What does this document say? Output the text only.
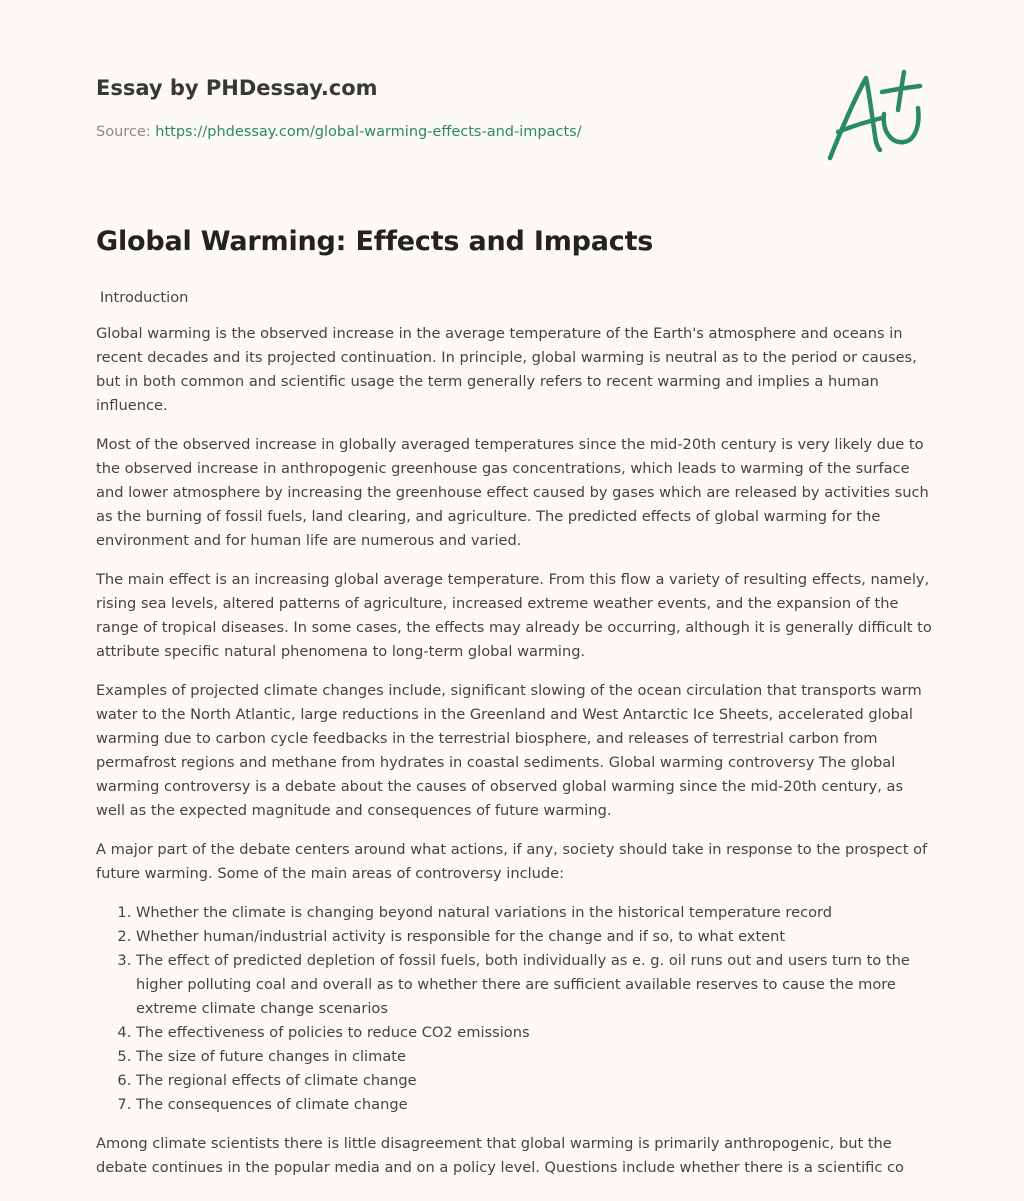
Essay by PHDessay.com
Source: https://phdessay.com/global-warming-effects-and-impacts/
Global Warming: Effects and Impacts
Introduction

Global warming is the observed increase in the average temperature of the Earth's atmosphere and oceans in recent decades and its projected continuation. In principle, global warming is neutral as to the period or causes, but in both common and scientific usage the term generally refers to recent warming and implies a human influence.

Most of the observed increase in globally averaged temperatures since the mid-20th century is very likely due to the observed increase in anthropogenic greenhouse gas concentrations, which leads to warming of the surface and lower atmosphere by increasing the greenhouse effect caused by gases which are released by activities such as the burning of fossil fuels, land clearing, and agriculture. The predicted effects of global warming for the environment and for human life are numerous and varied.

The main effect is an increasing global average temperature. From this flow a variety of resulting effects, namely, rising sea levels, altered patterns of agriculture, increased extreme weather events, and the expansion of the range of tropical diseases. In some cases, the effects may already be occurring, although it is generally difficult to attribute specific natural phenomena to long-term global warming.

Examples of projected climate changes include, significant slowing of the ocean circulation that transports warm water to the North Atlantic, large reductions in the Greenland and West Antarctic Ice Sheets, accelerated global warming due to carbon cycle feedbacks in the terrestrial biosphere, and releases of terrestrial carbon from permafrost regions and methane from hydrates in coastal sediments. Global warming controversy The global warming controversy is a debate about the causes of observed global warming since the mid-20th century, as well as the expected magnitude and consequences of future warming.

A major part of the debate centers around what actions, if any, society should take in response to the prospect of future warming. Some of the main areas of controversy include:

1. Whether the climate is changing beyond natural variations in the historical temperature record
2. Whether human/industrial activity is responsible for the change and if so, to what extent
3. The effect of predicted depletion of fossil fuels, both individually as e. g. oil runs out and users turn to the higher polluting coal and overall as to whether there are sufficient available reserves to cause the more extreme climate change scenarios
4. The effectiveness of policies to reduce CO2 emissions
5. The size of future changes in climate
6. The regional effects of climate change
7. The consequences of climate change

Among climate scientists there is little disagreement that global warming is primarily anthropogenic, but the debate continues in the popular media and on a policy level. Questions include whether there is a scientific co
────────────────────
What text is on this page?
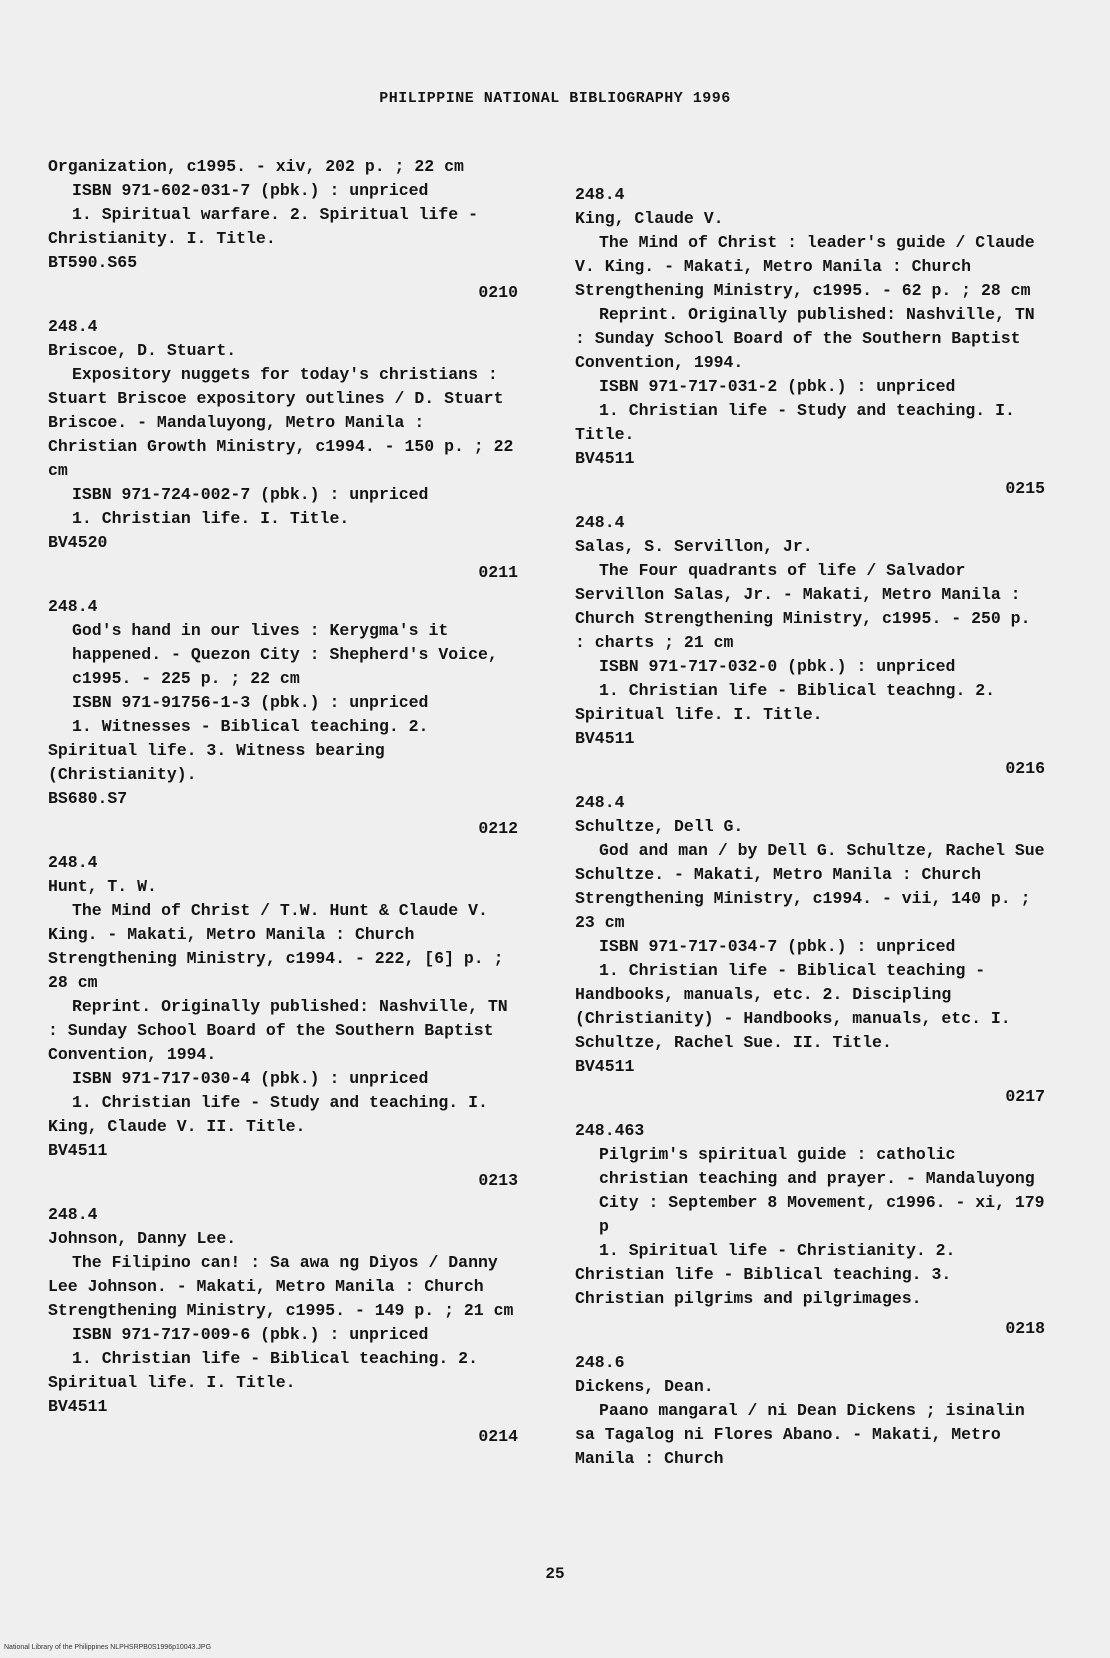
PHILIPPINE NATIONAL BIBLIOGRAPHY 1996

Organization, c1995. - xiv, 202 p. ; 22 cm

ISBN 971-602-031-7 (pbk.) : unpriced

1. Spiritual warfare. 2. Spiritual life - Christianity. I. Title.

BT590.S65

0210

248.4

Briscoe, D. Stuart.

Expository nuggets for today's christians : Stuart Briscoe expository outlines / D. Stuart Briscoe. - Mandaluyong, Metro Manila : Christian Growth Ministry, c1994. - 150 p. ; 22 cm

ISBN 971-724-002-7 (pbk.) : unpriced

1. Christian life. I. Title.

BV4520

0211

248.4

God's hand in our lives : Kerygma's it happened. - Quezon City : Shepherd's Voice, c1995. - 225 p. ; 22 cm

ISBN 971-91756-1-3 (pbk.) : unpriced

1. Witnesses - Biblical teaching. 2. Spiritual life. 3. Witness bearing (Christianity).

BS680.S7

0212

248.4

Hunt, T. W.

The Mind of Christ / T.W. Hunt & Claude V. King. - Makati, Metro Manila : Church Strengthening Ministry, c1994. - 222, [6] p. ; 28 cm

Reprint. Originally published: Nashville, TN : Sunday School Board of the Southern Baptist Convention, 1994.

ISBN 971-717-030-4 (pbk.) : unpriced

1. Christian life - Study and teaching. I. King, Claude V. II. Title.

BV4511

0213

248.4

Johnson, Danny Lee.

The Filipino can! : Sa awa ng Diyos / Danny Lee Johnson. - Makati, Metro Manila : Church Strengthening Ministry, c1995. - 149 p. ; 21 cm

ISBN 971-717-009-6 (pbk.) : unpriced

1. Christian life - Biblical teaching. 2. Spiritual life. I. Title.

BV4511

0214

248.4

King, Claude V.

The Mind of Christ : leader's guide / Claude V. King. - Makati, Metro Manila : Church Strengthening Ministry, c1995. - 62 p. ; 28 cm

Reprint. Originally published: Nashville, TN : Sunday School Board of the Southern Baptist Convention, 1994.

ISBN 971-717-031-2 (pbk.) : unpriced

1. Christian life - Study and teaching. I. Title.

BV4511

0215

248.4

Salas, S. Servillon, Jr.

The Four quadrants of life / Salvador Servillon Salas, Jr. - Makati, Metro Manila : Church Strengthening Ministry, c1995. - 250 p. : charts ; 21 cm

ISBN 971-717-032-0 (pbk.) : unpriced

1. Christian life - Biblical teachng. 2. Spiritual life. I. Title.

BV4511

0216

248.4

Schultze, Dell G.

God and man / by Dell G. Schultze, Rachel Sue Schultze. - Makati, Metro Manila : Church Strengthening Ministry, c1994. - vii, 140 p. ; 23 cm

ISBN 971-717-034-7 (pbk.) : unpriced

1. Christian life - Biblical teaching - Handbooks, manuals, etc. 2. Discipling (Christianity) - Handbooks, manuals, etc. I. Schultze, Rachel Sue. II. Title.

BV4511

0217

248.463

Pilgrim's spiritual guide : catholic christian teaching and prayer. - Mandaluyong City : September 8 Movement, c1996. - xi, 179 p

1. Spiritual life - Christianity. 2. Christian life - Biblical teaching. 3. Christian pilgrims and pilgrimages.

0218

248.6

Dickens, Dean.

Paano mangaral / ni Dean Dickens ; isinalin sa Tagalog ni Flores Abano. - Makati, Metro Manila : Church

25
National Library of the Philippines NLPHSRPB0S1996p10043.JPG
────────────────────
What you will do:
Pull every line containing the word "Dickens" out of the entries above.

Correct output:
Dickens, Dean.
Paano mangaral / ni Dean Dickens ; isinalin sa Tagalog ni Flores Abano. - Makati, Metro Manila : Church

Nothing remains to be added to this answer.